(Do this)
Gather up all lines that carry the word "JSON".

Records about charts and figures
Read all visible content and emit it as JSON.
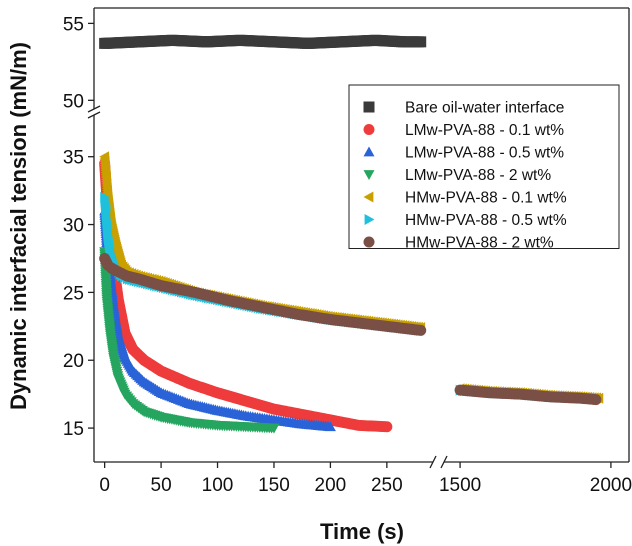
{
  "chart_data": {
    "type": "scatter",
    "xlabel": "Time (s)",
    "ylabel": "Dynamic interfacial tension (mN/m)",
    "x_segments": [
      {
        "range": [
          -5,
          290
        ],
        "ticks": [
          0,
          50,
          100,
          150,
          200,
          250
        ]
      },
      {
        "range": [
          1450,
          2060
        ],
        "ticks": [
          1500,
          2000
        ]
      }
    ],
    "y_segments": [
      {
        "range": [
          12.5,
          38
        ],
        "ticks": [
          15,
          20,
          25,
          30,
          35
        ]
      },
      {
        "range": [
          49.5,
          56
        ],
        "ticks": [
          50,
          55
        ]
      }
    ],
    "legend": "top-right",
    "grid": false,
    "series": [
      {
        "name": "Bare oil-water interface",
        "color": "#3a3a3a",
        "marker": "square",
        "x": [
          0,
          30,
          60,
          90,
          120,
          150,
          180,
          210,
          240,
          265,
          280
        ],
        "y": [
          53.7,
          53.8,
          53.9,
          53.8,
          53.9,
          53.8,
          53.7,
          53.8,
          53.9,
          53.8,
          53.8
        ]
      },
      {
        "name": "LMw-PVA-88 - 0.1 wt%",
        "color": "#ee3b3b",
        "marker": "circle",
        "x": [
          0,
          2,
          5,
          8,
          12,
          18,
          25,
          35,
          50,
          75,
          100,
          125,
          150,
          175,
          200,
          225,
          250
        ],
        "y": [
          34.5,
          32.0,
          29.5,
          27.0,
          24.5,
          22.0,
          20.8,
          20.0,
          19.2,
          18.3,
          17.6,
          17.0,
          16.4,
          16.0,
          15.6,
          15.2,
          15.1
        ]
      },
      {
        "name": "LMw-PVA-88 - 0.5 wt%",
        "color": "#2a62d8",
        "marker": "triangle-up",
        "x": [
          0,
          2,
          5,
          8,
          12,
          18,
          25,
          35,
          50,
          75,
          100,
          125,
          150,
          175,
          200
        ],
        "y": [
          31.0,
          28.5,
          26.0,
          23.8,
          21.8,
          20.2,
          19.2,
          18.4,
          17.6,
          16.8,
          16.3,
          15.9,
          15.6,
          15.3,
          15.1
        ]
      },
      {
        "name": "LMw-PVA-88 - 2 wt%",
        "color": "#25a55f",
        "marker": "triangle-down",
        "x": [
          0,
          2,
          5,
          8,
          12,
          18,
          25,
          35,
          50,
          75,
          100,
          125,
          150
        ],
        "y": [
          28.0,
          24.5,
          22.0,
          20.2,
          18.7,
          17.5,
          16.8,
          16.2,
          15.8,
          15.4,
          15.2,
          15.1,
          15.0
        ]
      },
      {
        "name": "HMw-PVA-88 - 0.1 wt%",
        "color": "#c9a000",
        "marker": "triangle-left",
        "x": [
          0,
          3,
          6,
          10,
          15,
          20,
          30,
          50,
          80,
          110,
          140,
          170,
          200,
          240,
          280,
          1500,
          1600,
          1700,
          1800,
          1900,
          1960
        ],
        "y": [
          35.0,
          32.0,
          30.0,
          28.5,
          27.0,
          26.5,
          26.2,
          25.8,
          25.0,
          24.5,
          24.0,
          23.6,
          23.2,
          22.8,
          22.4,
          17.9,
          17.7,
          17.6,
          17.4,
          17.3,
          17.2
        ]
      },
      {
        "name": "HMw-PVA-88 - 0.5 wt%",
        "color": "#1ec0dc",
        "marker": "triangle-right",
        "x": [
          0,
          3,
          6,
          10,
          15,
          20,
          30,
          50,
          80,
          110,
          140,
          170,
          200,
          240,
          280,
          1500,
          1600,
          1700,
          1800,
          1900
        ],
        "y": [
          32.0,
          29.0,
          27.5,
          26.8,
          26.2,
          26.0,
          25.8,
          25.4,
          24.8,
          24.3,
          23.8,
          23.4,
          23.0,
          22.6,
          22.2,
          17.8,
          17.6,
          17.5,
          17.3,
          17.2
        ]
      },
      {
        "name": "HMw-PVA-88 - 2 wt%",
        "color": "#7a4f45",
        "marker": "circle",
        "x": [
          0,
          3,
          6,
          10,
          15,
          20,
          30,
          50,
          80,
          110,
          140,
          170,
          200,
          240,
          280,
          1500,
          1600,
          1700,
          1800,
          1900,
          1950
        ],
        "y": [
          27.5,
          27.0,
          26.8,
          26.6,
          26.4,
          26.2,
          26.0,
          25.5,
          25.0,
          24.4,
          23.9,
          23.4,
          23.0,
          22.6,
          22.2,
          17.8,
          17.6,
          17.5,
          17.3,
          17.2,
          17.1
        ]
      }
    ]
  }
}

==

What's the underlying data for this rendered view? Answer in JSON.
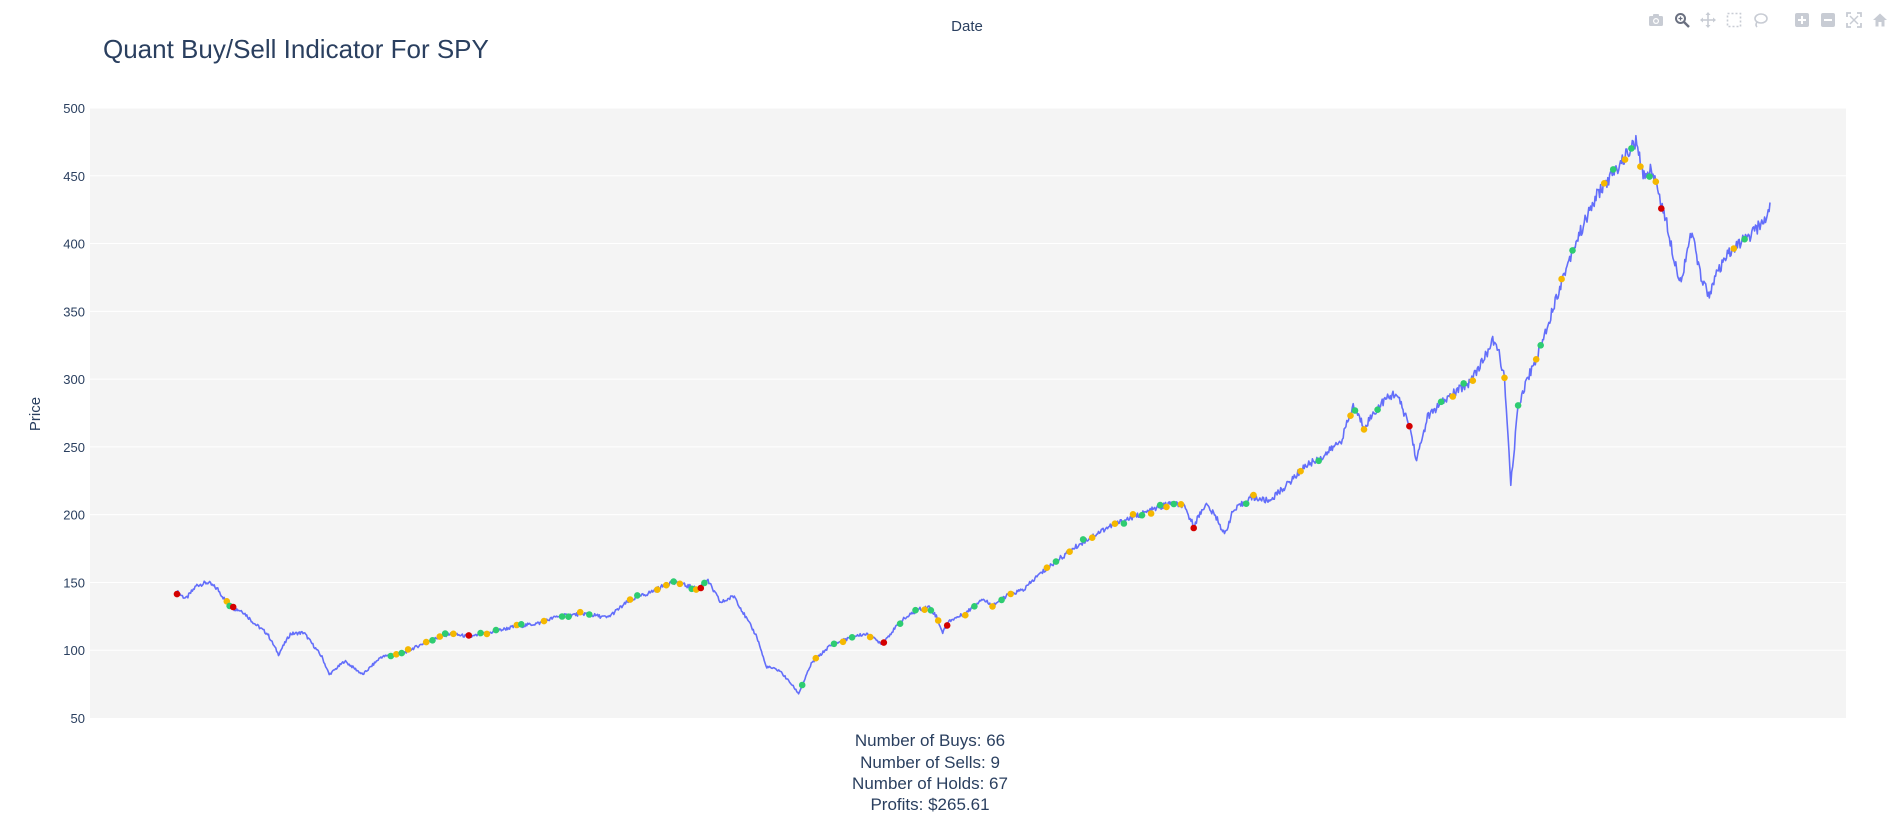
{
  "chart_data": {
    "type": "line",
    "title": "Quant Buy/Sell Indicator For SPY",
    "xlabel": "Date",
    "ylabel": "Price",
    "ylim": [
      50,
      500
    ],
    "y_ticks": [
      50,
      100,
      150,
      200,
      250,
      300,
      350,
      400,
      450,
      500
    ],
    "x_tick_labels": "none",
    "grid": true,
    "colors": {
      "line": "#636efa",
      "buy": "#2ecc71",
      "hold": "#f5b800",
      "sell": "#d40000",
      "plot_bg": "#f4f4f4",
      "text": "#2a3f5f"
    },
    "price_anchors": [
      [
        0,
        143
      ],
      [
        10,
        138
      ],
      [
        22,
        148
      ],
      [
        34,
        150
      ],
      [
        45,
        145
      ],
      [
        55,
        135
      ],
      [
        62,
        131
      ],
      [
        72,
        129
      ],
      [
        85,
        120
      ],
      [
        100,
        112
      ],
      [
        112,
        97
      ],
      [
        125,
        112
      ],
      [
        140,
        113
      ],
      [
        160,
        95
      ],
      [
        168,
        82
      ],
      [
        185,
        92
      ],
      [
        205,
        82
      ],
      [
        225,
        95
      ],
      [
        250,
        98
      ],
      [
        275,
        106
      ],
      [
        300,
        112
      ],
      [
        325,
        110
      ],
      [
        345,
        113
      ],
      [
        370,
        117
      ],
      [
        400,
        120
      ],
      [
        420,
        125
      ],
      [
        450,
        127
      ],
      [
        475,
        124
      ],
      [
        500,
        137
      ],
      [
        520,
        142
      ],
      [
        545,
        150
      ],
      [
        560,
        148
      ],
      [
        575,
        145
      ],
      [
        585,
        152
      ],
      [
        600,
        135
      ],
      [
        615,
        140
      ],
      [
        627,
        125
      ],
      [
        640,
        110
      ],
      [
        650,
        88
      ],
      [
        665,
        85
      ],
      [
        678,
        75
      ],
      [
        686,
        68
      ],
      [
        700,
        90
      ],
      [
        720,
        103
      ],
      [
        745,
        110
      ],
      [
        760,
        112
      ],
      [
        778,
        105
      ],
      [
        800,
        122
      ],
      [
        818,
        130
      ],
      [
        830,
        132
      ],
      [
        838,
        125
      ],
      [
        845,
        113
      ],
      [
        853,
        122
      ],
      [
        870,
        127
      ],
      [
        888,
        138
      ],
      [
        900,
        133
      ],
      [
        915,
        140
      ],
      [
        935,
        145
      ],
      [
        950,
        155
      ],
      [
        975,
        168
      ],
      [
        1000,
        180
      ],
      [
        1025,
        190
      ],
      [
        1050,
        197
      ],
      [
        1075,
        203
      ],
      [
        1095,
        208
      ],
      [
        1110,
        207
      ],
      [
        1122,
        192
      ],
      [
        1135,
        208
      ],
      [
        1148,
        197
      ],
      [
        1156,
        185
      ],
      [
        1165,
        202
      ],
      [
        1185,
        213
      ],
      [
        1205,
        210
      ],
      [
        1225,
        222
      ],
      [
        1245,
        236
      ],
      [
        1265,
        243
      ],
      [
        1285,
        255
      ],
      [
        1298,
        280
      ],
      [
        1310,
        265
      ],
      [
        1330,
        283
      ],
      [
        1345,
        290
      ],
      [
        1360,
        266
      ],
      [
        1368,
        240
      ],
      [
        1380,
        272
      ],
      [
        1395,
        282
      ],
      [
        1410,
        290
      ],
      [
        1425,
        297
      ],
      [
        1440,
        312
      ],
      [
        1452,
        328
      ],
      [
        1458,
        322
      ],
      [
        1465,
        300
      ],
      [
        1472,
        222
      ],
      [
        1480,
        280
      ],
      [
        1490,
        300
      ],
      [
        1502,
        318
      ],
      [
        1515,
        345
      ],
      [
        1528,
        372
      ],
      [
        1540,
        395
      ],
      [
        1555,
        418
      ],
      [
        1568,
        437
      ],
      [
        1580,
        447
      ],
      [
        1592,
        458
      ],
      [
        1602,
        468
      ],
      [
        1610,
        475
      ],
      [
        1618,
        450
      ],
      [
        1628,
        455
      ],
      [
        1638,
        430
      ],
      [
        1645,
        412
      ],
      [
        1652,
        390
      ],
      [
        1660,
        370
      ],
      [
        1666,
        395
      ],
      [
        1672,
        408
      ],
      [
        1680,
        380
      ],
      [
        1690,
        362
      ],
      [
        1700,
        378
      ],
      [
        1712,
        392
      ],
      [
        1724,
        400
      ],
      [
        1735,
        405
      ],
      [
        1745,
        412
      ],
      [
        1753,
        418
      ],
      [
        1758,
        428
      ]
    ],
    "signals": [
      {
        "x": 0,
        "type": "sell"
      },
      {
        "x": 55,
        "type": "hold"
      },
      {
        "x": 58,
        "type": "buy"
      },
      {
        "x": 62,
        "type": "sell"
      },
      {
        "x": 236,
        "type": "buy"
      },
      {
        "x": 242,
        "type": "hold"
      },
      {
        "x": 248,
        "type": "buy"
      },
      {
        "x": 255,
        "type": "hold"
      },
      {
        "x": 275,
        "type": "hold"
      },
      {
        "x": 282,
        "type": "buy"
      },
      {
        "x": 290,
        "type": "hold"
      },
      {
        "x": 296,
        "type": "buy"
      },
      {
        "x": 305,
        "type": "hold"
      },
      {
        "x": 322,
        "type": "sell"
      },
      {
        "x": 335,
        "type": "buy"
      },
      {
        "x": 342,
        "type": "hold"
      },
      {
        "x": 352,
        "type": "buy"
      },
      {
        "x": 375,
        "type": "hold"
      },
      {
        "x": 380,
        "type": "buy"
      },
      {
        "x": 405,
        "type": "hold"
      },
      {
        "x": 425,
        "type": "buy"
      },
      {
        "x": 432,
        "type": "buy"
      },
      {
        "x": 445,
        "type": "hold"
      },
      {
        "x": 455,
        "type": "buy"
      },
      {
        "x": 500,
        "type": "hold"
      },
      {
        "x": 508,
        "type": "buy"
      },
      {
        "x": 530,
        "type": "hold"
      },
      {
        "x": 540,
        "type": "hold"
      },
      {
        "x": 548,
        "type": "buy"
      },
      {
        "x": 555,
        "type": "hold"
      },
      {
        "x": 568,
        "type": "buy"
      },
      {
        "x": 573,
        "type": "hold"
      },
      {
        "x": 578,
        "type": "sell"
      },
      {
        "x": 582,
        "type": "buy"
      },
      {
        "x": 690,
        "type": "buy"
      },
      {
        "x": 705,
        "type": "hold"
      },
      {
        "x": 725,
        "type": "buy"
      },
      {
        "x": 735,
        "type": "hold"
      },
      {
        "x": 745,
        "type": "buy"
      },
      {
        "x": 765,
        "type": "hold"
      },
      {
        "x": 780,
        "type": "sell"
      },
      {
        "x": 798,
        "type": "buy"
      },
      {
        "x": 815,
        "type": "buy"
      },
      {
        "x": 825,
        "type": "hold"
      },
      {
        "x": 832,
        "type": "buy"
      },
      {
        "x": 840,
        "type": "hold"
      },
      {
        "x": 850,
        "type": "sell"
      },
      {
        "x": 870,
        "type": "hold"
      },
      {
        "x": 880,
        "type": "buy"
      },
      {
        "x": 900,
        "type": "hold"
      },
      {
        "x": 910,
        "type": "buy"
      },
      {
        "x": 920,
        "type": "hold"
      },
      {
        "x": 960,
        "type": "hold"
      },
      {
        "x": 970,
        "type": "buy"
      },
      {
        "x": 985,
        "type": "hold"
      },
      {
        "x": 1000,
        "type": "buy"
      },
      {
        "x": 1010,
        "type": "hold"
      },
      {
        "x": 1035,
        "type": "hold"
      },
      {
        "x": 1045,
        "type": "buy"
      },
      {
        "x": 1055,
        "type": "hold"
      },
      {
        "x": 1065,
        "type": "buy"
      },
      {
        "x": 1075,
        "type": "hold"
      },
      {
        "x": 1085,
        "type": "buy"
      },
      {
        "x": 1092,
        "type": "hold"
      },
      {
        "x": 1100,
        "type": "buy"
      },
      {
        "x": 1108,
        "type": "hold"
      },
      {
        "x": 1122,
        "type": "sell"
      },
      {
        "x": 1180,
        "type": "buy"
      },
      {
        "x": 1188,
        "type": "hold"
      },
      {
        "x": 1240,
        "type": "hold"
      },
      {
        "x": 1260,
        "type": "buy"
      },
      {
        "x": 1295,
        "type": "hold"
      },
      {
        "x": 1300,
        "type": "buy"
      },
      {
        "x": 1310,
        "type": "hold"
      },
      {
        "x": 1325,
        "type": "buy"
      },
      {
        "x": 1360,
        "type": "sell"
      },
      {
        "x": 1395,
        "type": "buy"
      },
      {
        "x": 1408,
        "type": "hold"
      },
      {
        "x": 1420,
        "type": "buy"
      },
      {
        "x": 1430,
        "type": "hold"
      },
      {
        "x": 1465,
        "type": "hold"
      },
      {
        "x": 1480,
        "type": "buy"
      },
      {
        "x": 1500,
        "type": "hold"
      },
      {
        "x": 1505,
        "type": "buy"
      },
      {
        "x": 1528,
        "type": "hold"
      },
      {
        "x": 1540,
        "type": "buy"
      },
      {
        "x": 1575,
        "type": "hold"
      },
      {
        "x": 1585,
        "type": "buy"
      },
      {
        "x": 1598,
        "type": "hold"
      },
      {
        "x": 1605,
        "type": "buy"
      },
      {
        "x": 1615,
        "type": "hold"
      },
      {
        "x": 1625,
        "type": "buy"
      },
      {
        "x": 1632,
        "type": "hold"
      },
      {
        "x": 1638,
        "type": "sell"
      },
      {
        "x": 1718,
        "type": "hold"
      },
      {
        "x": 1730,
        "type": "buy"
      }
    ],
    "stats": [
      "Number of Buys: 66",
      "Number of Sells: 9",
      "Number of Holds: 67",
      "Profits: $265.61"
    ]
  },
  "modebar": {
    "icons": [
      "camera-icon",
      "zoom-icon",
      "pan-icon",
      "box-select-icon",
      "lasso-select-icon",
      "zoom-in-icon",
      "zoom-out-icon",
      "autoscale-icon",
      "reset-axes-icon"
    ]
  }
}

(Exercise answer)
Read all visible content and emit it as JSON.
What's the underlying data for this rendered view? Answer in JSON.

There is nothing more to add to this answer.